— BEGIN Input records —

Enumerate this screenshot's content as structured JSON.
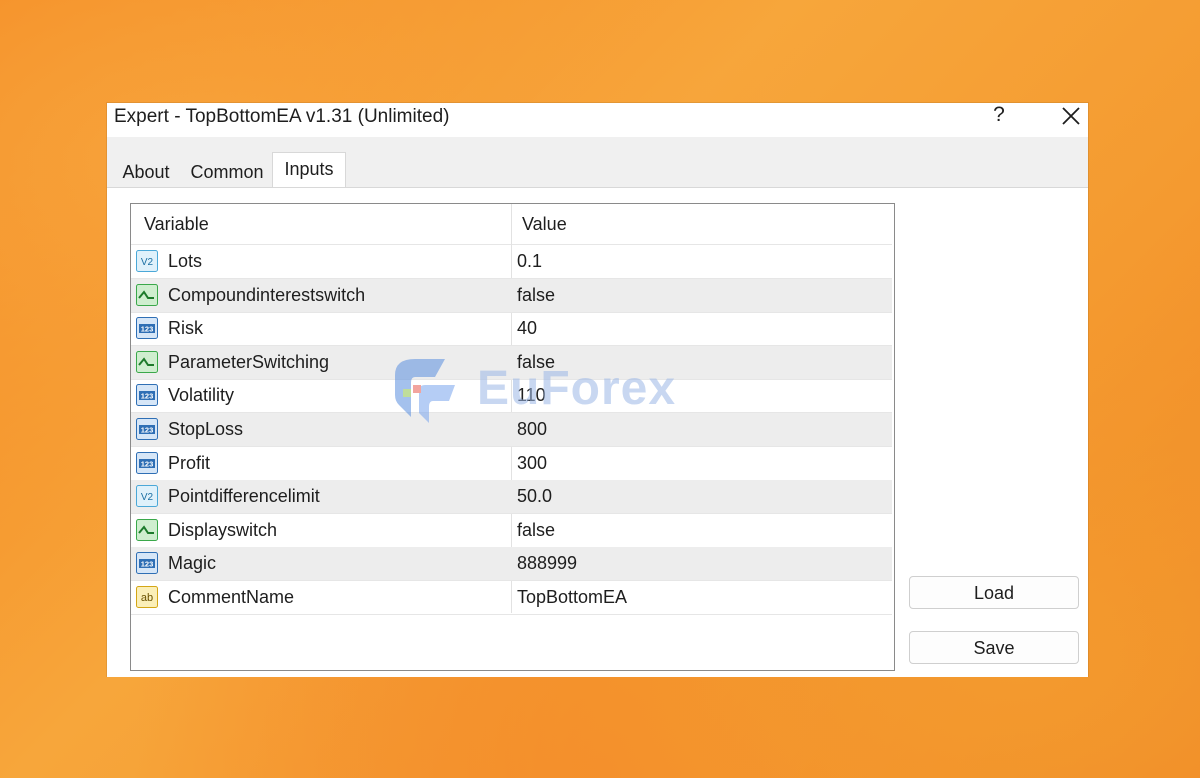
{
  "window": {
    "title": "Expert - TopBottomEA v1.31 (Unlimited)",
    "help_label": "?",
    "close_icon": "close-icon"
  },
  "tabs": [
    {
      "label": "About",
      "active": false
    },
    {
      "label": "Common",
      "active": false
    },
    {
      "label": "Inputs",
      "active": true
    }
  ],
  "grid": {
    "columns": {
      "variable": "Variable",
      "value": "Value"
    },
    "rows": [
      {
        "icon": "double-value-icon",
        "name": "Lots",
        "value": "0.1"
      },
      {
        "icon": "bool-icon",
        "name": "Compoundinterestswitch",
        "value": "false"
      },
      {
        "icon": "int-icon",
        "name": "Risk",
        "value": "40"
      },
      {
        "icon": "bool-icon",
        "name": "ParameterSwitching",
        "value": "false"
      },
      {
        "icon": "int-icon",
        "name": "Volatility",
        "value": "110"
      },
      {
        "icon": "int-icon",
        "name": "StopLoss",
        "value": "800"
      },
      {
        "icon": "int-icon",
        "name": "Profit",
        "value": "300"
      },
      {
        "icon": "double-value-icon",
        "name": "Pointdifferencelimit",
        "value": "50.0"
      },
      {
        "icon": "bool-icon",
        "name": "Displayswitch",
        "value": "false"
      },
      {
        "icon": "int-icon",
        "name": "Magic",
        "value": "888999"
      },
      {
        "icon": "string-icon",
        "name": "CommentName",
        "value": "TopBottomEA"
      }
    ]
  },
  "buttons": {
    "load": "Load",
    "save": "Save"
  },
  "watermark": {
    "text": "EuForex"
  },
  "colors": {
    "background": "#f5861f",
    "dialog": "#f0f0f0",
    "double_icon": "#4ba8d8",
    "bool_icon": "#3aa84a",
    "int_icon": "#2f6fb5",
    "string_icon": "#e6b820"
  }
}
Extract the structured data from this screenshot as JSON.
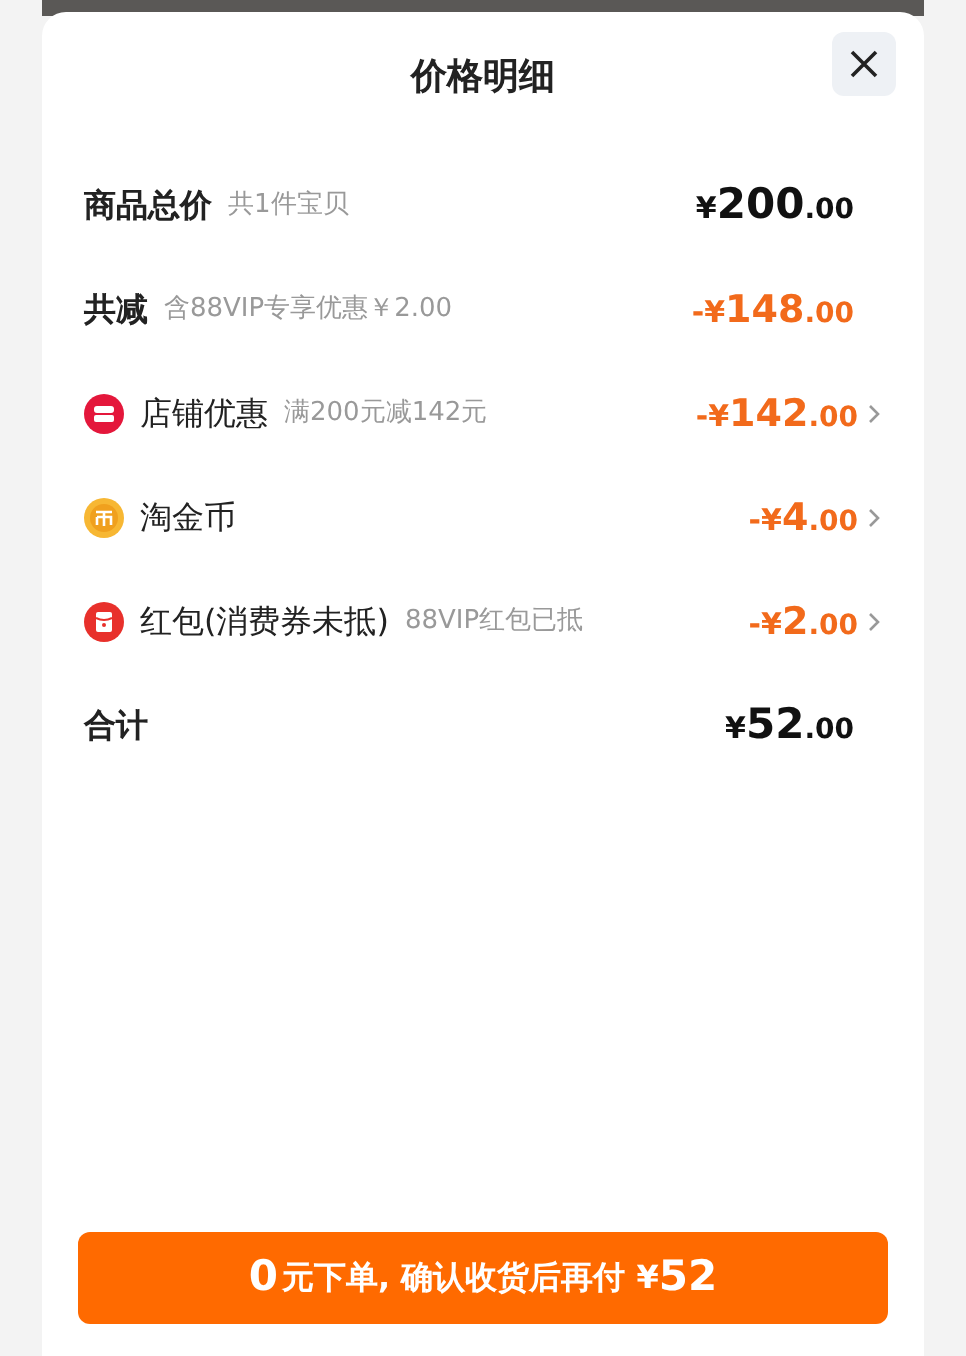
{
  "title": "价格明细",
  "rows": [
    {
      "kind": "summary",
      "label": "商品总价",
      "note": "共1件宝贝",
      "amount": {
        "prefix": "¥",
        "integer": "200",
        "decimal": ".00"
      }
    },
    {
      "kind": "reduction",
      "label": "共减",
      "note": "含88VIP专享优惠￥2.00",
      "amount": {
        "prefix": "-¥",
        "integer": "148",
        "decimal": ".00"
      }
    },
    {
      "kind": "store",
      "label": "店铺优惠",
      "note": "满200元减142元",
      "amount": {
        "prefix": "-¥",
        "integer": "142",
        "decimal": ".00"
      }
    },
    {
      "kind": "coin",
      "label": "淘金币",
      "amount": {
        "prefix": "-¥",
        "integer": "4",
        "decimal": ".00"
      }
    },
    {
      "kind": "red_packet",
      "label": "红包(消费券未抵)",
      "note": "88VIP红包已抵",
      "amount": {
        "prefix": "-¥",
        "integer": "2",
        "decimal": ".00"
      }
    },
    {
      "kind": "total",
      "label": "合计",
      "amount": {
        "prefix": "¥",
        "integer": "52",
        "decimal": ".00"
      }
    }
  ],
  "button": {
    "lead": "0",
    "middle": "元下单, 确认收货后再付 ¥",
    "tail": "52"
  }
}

— END Input records —

**What the exercise asks:** Write out the whole listing again, exactly, with no pictures.

**Solution:**
Enumerate this screenshot's content as structured JSON.
{
  "window": {
    "title": "Expert - TopBottomEA v1.31 (Unlimited)",
    "help_label": "?",
    "close_icon": "close-icon"
  },
  "tabs": [
    {
      "label": "About",
      "active": false
    },
    {
      "label": "Common",
      "active": false
    },
    {
      "label": "Inputs",
      "active": true
    }
  ],
  "grid": {
    "columns": {
      "variable": "Variable",
      "value": "Value"
    },
    "rows": [
      {
        "icon": "double-value-icon",
        "name": "Lots",
        "value": "0.1"
      },
      {
        "icon": "bool-icon",
        "name": "Compoundinterestswitch",
        "value": "false"
      },
      {
        "icon": "int-icon",
        "name": "Risk",
        "value": "40"
      },
      {
        "icon": "bool-icon",
        "name": "ParameterSwitching",
        "value": "false"
      },
      {
        "icon": "int-icon",
        "name": "Volatility",
        "value": "110"
      },
      {
        "icon": "int-icon",
        "name": "StopLoss",
        "value": "800"
      },
      {
        "icon": "int-icon",
        "name": "Profit",
        "value": "300"
      },
      {
        "icon": "double-value-icon",
        "name": "Pointdifferencelimit",
        "value": "50.0"
      },
      {
        "icon": "bool-icon",
        "name": "Displayswitch",
        "value": "false"
      },
      {
        "icon": "int-icon",
        "name": "Magic",
        "value": "888999"
      },
      {
        "icon": "string-icon",
        "name": "CommentName",
        "value": "TopBottomEA"
      }
    ]
  },
  "buttons": {
    "load": "Load",
    "save": "Save"
  },
  "watermark": {
    "text": "EuForex"
  },
  "colors": {
    "background": "#f5861f",
    "dialog": "#f0f0f0",
    "double_icon": "#4ba8d8",
    "bool_icon": "#3aa84a",
    "int_icon": "#2f6fb5",
    "string_icon": "#e6b820"
  }
}
Extract the structured data from this screenshot as JSON.
{
  "title": "价格明细",
  "rows": [
    {
      "kind": "summary",
      "label": "商品总价",
      "note": "共1件宝贝",
      "amount": {
        "prefix": "¥",
        "integer": "200",
        "decimal": ".00"
      }
    },
    {
      "kind": "reduction",
      "label": "共减",
      "note": "含88VIP专享优惠￥2.00",
      "amount": {
        "prefix": "-¥",
        "integer": "148",
        "decimal": ".00"
      }
    },
    {
      "kind": "store",
      "label": "店铺优惠",
      "note": "满200元减142元",
      "amount": {
        "prefix": "-¥",
        "integer": "142",
        "decimal": ".00"
      }
    },
    {
      "kind": "coin",
      "label": "淘金币",
      "amount": {
        "prefix": "-¥",
        "integer": "4",
        "decimal": ".00"
      }
    },
    {
      "kind": "red_packet",
      "label": "红包(消费券未抵)",
      "note": "88VIP红包已抵",
      "amount": {
        "prefix": "-¥",
        "integer": "2",
        "decimal": ".00"
      }
    },
    {
      "kind": "total",
      "label": "合计",
      "amount": {
        "prefix": "¥",
        "integer": "52",
        "decimal": ".00"
      }
    }
  ],
  "button": {
    "lead": "0",
    "middle": "元下单, 确认收货后再付 ¥",
    "tail": "52"
  }
}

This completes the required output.